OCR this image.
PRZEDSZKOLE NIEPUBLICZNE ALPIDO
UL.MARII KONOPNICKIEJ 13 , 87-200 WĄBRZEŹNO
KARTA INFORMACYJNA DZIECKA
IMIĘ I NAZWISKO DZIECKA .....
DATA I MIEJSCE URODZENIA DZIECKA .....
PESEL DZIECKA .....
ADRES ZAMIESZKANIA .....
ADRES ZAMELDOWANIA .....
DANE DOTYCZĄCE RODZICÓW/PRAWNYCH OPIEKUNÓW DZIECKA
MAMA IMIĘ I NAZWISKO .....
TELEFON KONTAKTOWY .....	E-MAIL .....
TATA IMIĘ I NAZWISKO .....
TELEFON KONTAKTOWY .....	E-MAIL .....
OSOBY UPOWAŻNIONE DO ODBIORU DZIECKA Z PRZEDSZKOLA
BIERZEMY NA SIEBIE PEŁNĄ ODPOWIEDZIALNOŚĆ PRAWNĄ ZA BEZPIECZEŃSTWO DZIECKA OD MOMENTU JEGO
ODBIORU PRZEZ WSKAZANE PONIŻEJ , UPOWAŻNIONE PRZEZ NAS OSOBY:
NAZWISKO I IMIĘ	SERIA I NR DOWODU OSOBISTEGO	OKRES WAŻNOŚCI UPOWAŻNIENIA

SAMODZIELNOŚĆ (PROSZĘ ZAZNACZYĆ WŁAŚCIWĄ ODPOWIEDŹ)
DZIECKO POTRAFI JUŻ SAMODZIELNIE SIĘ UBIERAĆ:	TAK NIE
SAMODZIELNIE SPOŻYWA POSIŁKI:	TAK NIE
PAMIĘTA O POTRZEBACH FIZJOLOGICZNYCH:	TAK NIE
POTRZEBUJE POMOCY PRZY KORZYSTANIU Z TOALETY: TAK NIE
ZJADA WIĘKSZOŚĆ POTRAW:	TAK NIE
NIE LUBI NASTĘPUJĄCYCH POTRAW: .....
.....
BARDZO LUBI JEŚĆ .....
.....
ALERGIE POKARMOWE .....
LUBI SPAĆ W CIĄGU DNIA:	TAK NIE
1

_ _ _ _

§ Problem description
Each of the records should be retyped exactly.

§ Completed exercise
OCR this image.
PRZEDSZKOLE NIEPUBLICZNE ALPIDO
UL.MARII KONOPNICKIEJ 13 , 87-200 WĄBRZEŹNO
KARTA INFORMACYJNA DZIECKA
IMIĘ I NAZWISKO DZIECKA .....
DATA I MIEJSCE URODZENIA DZIECKA .....
PESEL DZIECKA .....
ADRES ZAMIESZKANIA .....
ADRES ZAMELDOWANIA .....
DANE DOTYCZĄCE RODZICÓW/PRAWNYCH OPIEKUNÓW DZIECKA
MAMA IMIĘ I NAZWISKO .....
TELEFON KONTAKTOWY .....	E-MAIL .....
TATA IMIĘ I NAZWISKO .....
TELEFON KONTAKTOWY .....	E-MAIL .....
OSOBY UPOWAŻNIONE DO ODBIORU DZIECKA Z PRZEDSZKOLA
BIERZEMY NA SIEBIE PEŁNĄ ODPOWIEDZIALNOŚĆ PRAWNĄ ZA BEZPIECZEŃSTWO DZIECKA OD MOMENTU JEGO
ODBIORU PRZEZ WSKAZANE PONIŻEJ , UPOWAŻNIONE PRZEZ NAS OSOBY:
NAZWISKO I IMIĘ	SERIA I NR DOWODU OSOBISTEGO	OKRES WAŻNOŚCI UPOWAŻNIENIA

SAMODZIELNOŚĆ (PROSZĘ ZAZNACZYĆ WŁAŚCIWĄ ODPOWIEDŹ)
DZIECKO POTRAFI JUŻ SAMODZIELNIE SIĘ UBIERAĆ:	TAK NIE
SAMODZIELNIE SPOŻYWA POSIŁKI:	TAK NIE
PAMIĘTA O POTRZEBACH FIZJOLOGICZNYCH:	TAK NIE
POTRZEBUJE POMOCY PRZY KORZYSTANIU Z TOALETY: TAK NIE
ZJADA WIĘKSZOŚĆ POTRAW:	TAK NIE
NIE LUBI NASTĘPUJĄCYCH POTRAW: .....
.....
BARDZO LUBI JEŚĆ .....
.....
ALERGIE POKARMOWE .....
LUBI SPAĆ W CIĄGU DNIA:	TAK NIE
1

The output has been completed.